* Request
Go through the lines below and copy each one that holds the string "axes".

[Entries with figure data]
* start *

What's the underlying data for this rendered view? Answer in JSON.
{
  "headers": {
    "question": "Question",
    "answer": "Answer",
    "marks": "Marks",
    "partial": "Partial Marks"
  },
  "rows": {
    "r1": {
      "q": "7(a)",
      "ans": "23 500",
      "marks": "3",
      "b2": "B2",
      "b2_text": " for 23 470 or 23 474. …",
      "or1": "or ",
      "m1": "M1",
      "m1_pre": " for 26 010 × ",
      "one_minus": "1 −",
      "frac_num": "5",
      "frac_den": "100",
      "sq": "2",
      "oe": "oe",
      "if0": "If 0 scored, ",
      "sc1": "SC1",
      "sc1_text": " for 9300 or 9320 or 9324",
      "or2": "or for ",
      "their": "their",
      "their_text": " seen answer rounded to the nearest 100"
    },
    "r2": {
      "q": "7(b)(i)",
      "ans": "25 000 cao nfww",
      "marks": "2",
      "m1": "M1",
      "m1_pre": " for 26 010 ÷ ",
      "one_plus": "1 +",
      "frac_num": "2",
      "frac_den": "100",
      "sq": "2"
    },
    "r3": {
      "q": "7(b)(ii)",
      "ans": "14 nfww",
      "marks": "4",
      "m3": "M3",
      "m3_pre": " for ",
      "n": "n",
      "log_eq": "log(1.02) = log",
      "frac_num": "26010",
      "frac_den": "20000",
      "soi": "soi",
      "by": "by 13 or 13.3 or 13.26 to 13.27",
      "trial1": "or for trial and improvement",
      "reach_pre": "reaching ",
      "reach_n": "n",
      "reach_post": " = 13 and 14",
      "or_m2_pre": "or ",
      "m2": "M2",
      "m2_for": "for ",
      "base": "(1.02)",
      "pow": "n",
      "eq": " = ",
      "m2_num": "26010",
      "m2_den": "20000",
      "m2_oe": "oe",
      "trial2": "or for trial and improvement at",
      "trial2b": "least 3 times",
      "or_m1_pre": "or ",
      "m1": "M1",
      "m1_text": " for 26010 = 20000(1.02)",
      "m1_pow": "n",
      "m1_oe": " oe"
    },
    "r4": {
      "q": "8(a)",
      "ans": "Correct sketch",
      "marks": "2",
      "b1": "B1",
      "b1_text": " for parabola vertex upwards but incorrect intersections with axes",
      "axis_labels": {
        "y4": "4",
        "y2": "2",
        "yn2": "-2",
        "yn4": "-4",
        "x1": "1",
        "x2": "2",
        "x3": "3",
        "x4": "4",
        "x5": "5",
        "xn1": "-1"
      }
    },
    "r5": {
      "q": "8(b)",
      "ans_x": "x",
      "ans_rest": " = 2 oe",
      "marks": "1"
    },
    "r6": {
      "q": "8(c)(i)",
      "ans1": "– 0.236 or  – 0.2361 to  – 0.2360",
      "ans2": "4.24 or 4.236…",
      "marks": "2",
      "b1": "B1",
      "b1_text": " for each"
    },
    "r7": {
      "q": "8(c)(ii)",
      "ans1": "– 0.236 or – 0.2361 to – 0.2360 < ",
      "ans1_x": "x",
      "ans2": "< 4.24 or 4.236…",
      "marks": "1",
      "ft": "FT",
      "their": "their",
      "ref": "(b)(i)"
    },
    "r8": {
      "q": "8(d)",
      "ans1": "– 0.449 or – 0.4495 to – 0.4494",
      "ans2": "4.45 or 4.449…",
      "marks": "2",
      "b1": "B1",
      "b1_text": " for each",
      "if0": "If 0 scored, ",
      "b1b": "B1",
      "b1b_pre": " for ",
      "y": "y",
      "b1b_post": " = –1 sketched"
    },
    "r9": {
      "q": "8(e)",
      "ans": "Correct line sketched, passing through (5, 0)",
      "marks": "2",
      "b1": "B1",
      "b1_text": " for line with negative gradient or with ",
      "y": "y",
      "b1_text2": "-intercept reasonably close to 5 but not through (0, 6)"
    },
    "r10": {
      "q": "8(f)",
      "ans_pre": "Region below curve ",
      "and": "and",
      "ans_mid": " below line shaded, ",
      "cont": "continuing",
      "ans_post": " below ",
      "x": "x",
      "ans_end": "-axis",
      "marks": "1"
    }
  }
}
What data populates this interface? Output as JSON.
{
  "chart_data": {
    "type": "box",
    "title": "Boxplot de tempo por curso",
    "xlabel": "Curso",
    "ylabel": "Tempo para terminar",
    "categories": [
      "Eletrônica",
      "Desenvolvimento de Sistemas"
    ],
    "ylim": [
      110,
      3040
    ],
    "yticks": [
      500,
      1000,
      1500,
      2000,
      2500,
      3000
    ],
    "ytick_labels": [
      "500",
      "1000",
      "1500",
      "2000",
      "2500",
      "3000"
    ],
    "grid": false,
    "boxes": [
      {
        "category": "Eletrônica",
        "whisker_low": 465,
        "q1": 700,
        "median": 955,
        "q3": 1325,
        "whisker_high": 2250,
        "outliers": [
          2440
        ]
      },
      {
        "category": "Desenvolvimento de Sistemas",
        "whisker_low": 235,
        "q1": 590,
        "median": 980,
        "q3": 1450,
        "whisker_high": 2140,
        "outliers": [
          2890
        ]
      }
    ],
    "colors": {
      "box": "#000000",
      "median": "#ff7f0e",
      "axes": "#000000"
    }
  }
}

* end *

* Answer to the exercise
      "b1_text": " for parabola vertex upwards but incorrect intersections with axes",
      "axes": "#000000"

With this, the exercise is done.